Your answer should be a single number: the count of lines in the material below that hold "materialized".
— start Records to use —
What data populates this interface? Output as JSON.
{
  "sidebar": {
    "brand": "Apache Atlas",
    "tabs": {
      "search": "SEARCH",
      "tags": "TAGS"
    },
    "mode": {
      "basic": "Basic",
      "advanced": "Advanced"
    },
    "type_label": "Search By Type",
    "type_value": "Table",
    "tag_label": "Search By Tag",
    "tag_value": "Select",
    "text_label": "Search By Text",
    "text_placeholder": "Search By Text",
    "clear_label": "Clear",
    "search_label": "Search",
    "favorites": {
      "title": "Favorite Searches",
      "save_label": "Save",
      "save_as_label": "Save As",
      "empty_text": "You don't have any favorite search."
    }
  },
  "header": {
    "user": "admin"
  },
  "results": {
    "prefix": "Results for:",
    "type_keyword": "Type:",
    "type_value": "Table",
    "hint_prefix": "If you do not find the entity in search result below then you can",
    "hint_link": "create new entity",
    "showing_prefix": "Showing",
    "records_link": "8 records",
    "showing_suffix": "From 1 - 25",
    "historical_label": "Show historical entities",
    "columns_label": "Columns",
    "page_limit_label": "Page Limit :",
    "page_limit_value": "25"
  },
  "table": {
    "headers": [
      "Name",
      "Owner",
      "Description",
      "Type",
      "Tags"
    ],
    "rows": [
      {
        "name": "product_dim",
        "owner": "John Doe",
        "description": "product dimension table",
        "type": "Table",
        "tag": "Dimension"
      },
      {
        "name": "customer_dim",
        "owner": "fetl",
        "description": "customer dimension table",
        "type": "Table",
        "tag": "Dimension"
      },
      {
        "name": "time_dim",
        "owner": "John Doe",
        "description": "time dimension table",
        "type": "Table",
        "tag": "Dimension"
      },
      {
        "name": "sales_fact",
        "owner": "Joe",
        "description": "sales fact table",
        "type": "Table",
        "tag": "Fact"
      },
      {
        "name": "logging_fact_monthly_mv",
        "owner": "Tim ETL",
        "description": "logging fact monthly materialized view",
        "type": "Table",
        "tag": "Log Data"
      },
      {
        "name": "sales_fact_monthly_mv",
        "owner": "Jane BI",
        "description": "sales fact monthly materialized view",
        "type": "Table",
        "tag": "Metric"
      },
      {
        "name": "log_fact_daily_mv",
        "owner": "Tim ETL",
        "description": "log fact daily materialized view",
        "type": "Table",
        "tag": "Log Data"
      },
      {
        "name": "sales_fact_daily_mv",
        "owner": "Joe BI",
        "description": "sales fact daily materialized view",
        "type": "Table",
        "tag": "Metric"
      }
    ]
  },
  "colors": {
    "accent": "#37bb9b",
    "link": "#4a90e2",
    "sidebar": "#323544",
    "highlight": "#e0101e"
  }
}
— end Records to use —
Output:
4